Exercise goal ->
Count the lines below that contain the word "неисправностью" and give only the number.

Data for the task ->
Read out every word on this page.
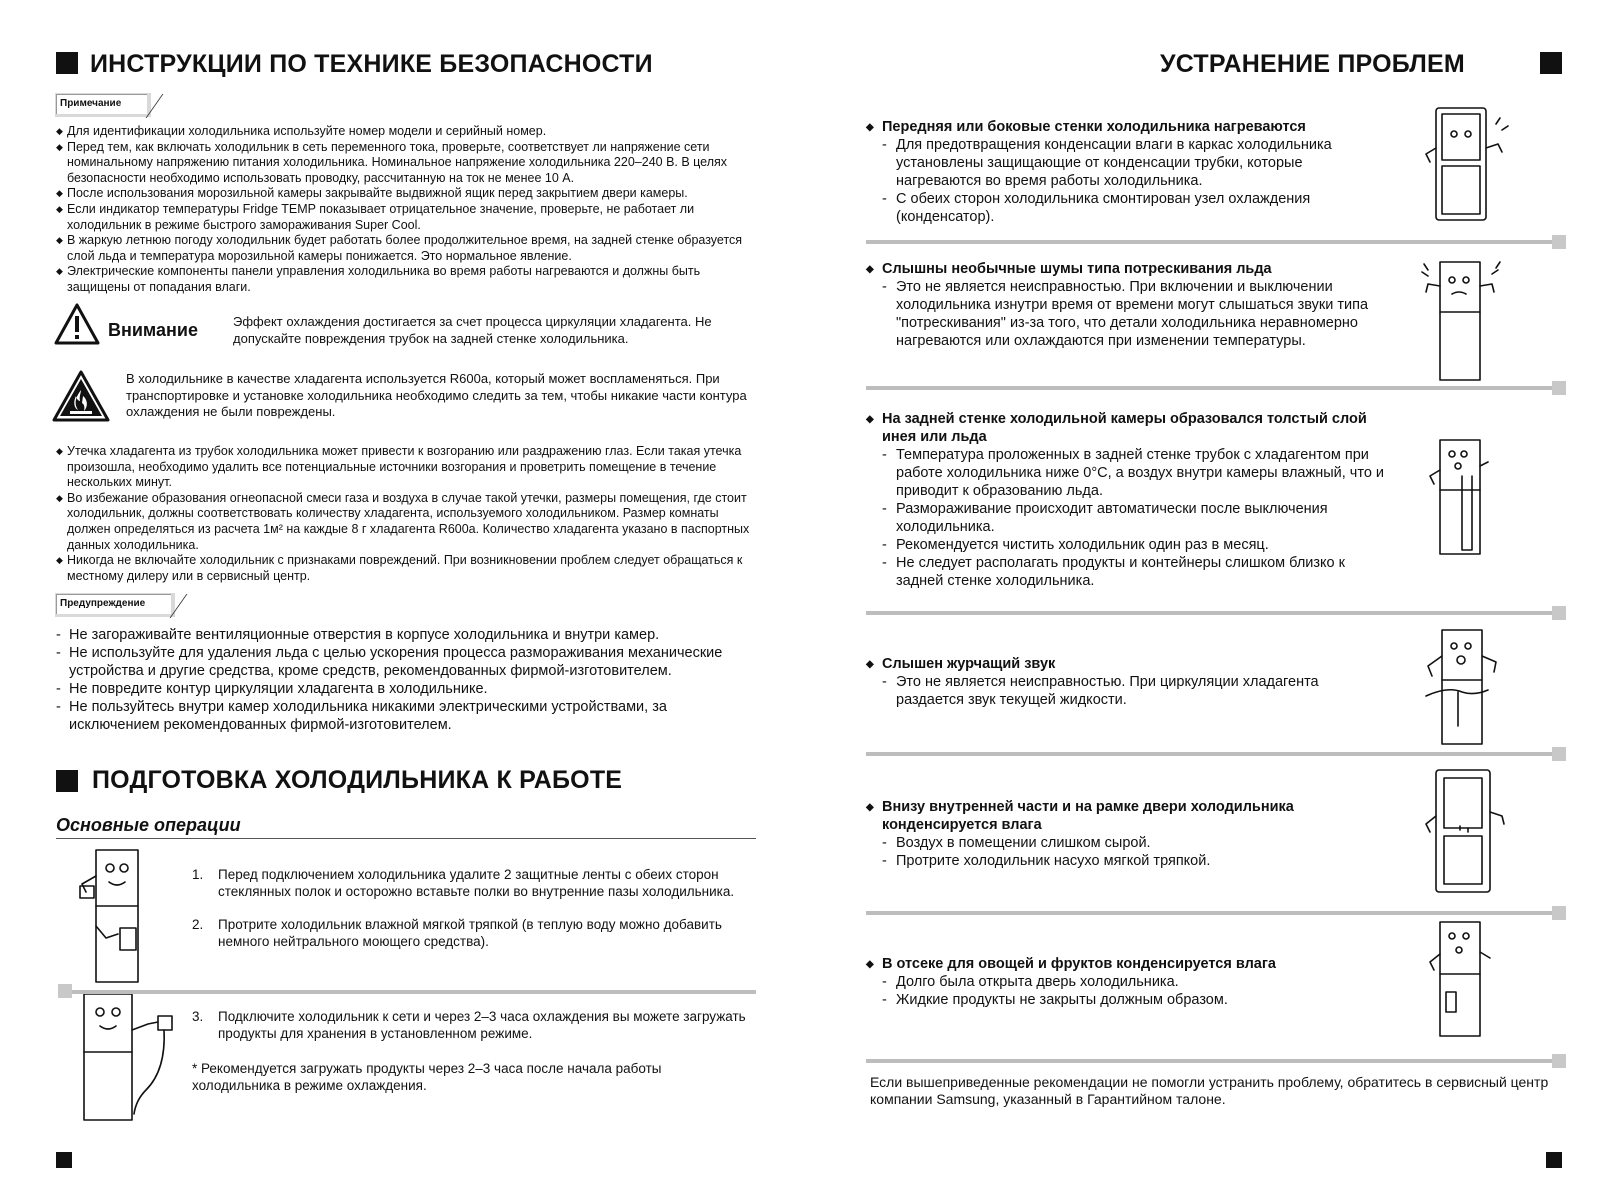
ИНСТРУКЦИИ ПО ТЕХНИКЕ БЕЗОПАСНОСТИ
Примечание
◆ Для идентификации холодильника используйте номер модели и серийный номер.
◆ Перед тем, как включать холодильник в сеть переменного тока, проверьте, соответствует ли напряжение сети номинальному напряжению питания холодильника. Номинальное напряжение холодильника 220–240 В. В целях безопасности необходимо использовать проводку, рассчитанную на ток не менее 10 А.
◆ После использования морозильной камеры закрывайте выдвижной ящик перед закрытием двери камеры.
◆ Если индикатор температуры Fridge TEMP показывает отрицательное значение, проверьте, не работает ли холодильник в режиме быстрого замораживания Super Cool.
◆ В жаркую летнюю погоду холодильник будет работать более продолжительное время, на задней стенке образуется слой льда и температура морозильной камеры понижается. Это нормальное явление.
◆ Электрические компоненты панели управления холодильника во время работы нагреваются и должны быть защищены от попадания влаги.
Внимание	Эффект охлаждения достигается за счет процесса циркуляции хладагента. Не допускайте повреждения трубок на задней стенке холодильника.
В холодильнике в качестве хладагента используется R600a, который может воспламеняться. При транспортировке и установке холодильника необходимо следить за тем, чтобы никакие части контура охлаждения не были повреждены.
◆ Утечка хладагента из трубок холодильника может привести к возгоранию или раздражению глаз. Если такая утечка произошла, необходимо удалить все потенциальные источники возгорания и проветрить помещение в течение нескольких минут.
◆ Во избежание образования огнеопасной смеси газа и воздуха в случае такой утечки, размеры помещения, где стоит холодильник, должны соответствовать количеству хладагента, используемого холодильником. Размер комнаты должен определяться из расчета 1м² на каждые 8 г хладагента R600a. Количество хладагента указано в паспортных данных холодильника.
◆ Никогда не включайте холодильник с признаками повреждений. При возникновении проблем следует обращаться к местному дилеру или в сервисный центр.
Предупреждение
- Не загораживайте вентиляционные отверстия в корпусе холодильника и внутри камер.
- Не используйте для удаления льда с целью ускорения процесса размораживания механические устройства и другие средства, кроме средств, рекомендованных фирмой-изготовителем.
- Не повредите контур циркуляции хладагента в холодильнике.
- Не пользуйтесь внутри камер холодильника никакими электрическими устройствами, за исключением рекомендованных фирмой-изготовителем.
ПОДГОТОВКА ХОЛОДИЛЬНИКА К РАБОТЕ
Основные операции
1. Перед подключением холодильника удалите 2 защитные ленты с обеих сторон стеклянных полок и осторожно вставьте полки во внутренние пазы холодильника.
2. Протрите холодильник влажной мягкой тряпкой (в теплую воду можно добавить немного нейтрального моющего средства).
3. Подключите холодильник к сети и через 2–3 часа охлаждения вы можете загружать продукты для хранения в установленном режиме.
* Рекомендуется загружать продукты через 2–3 часа после начала работы холодильника в режиме охлаждения.
УСТРАНЕНИЕ ПРОБЛЕМ
◆ Передняя или боковые стенки холодильника нагреваются
- Для предотвращения конденсации влаги в каркас холодильника установлены защищающие от конденсации трубки, которые нагреваются во время работы холодильника.
- С обеих сторон холодильника смонтирован узел охлаждения (конденсатор).
◆ Слышны необычные шумы типа потрескивания льда
- Это не является неисправностью. При включении и выключении холодильника изнутри время от времени могут слышаться звуки типа "потрескивания" из-за того, что детали холодильника неравномерно нагреваются или охлаждаются при изменении температуры.
◆ На задней стенке холодильной камеры образовался толстый слой инея или льда
- Температура проложенных в задней стенке трубок с хладагентом при работе холодильника ниже 0°С, а воздух внутри камеры влажный, что и приводит к образованию льда.
- Размораживание происходит автоматически после выключения холодильника.
- Рекомендуется чистить холодильник один раз в месяц.
- Не следует располагать продукты и контейнеры слишком близко к задней стенке холодильника.
◆ Слышен журчащий звук
- Это не является неисправностью. При циркуляции хладагента раздается звук текущей жидкости.
◆ Внизу внутренней части и на рамке двери холодильника конденсируется влага
- Воздух в помещении слишком сырой.
- Протрите холодильник насухо мягкой тряпкой.
◆ В отсеке для овощей и фруктов конденсируется влага
- Долго была открыта дверь холодильника.
- Жидкие продукты не закрыты должным образом.
Если вышеприведенные рекомендации не помогли устранить проблему, обратитесь в сервисный центр компании Samsung, указанный в Гарантийном талоне.
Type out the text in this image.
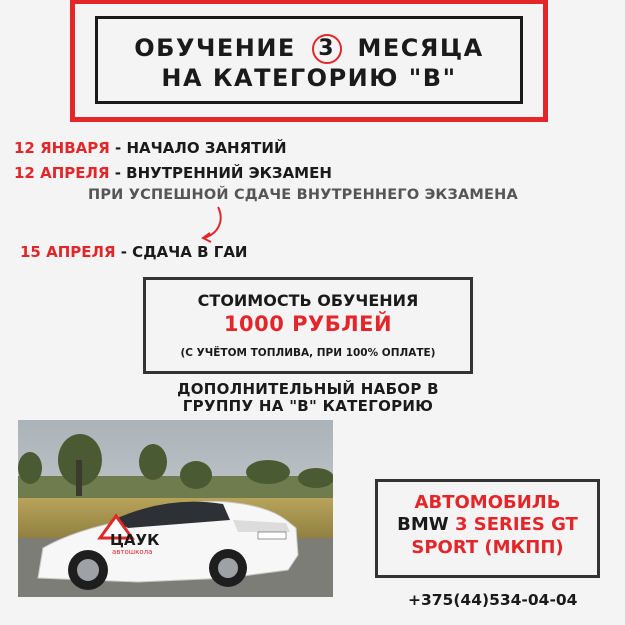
ОБУЧЕНИЕ 3 МЕСЯЦА
НА КАТЕГОРИЮ "В"
12 ЯНВАРЯ - НАЧАЛО ЗАНЯТИЙ
12 АПРЕЛЯ - ВНУТРЕННИЙ ЭКЗАМЕН
ПРИ УСПЕШНОЙ СДАЧЕ ВНУТРЕННЕГО ЭКЗАМЕНА
15 АПРЕЛЯ - СДАЧА В ГАИ
СТОИМОСТЬ ОБУЧЕНИЯ
1000 РУБЛЕЙ
(С УЧЁТОМ ТОПЛИВА, ПРИ 100% ОПЛАТЕ)
ДОПОЛНИТЕЛЬНЫЙ НАБОР В
ГРУППУ НА "В" КАТЕГОРИЮ
ЦАУК
автошкола
АВТОМОБИЛЬ
BMW 3 SERIES GT
SPORT (МКПП)
+375(44)534-04-04
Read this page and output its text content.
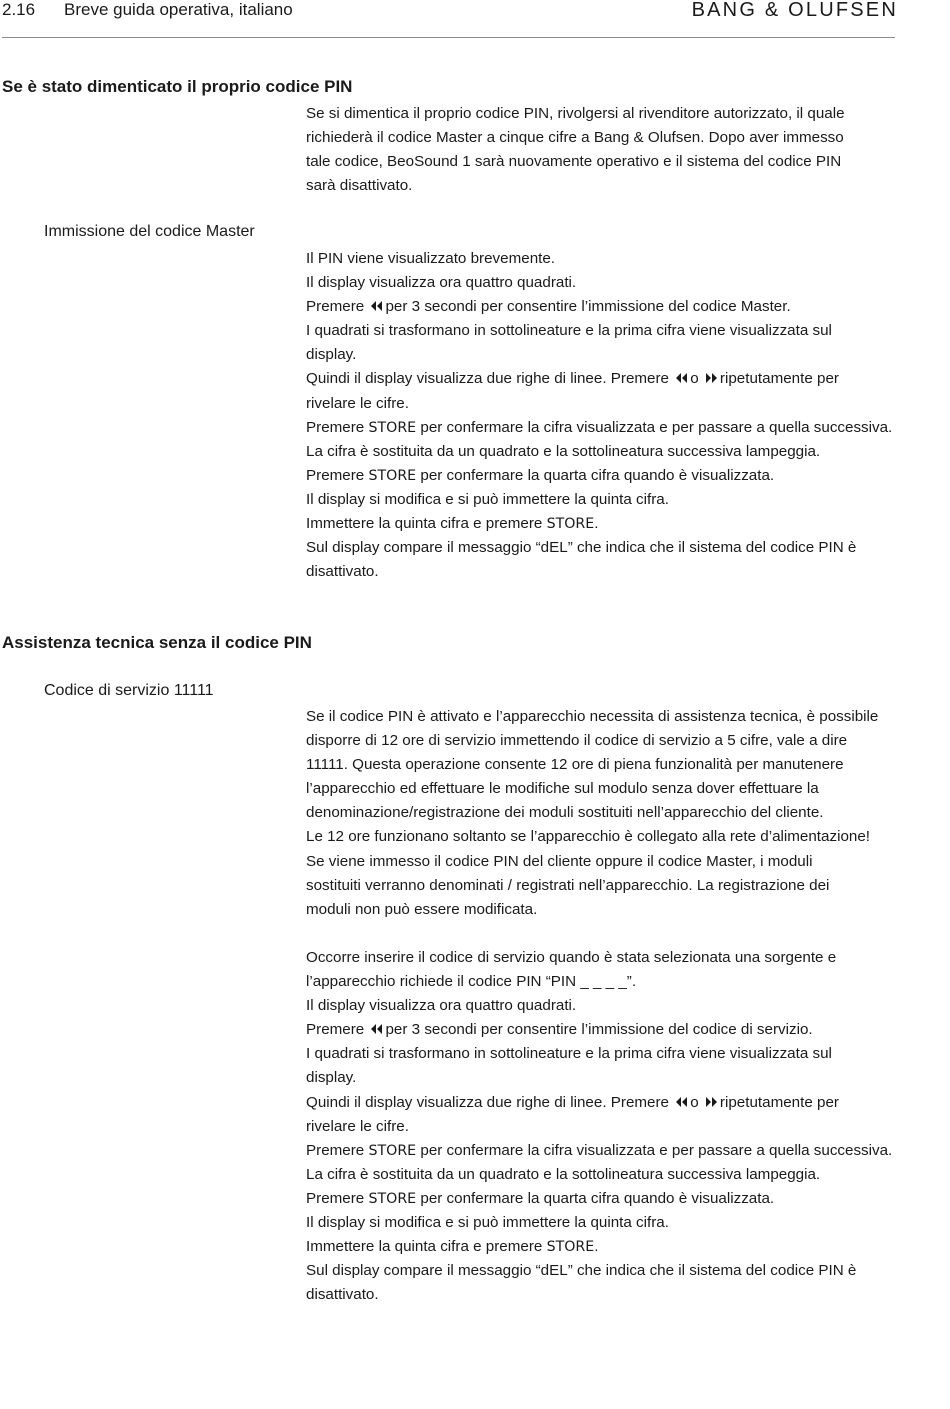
2.16 Breve guida operativa, italiano	BANG & OLUFSEN
Se è stato dimenticato il proprio codice PIN
Se si dimentica il proprio codice PIN, rivolgersi al rivenditore autorizzato, il quale
richiederà il codice Master a cinque cifre a Bang & Olufsen. Dopo aver immesso
tale codice, BeoSound 1 sarà nuovamente operativo e il sistema del codice PIN
sarà disattivato.
Immissione del codice Master
Il PIN viene visualizzato brevemente.
Il display visualizza ora quattro quadrati.
Premere per 3 secondi per consentire l’immissione del codice Master.
I quadrati si trasformano in sottolineature e la prima cifra viene visualizzata sul
display.
Quindi il display visualizza due righe di linee. Premere o ripetutamente per
rivelare le cifre.
Premere STORE per confermare la cifra visualizzata e per passare a quella successiva.
La cifra è sostituita da un quadrato e la sottolineatura successiva lampeggia.
Premere STORE per confermare la quarta cifra quando è visualizzata.
Il display si modifica e si può immettere la quinta cifra.
Immettere la quinta cifra e premere STORE.
Sul display compare il messaggio “dEL” che indica che il sistema del codice PIN è
disattivato.
Assistenza tecnica senza il codice PIN
Codice di servizio 11111
Se il codice PIN è attivato e l’apparecchio necessita di assistenza tecnica, è possibile
disporre di 12 ore di servizio immettendo il codice di servizio a 5 cifre, vale a dire
11111. Questa operazione consente 12 ore di piena funzionalità per manutenere
l’apparecchio ed effettuare le modifiche sul modulo senza dover effettuare la
denominazione/registrazione dei moduli sostituiti nell’apparecchio del cliente.
Le 12 ore funzionano soltanto se l’apparecchio è collegato alla rete d’alimentazione!
Se viene immesso il codice PIN del cliente oppure il codice Master, i moduli
sostituiti verranno denominati / registrati nell’apparecchio. La registrazione dei
moduli non può essere modificata.
Occorre inserire il codice di servizio quando è stata selezionata una sorgente e
l’apparecchio richiede il codice PIN “PIN _ _ _ _”.
Il display visualizza ora quattro quadrati.
Premere per 3 secondi per consentire l’immissione del codice di servizio.
I quadrati si trasformano in sottolineature e la prima cifra viene visualizzata sul
display.
Quindi il display visualizza due righe di linee. Premere o ripetutamente per
rivelare le cifre.
Premere STORE per confermare la cifra visualizzata e per passare a quella successiva.
La cifra è sostituita da un quadrato e la sottolineatura successiva lampeggia.
Premere STORE per confermare la quarta cifra quando è visualizzata.
Il display si modifica e si può immettere la quinta cifra.
Immettere la quinta cifra e premere STORE.
Sul display compare il messaggio “dEL” che indica che il sistema del codice PIN è
disattivato.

Solution for this exercise ->
2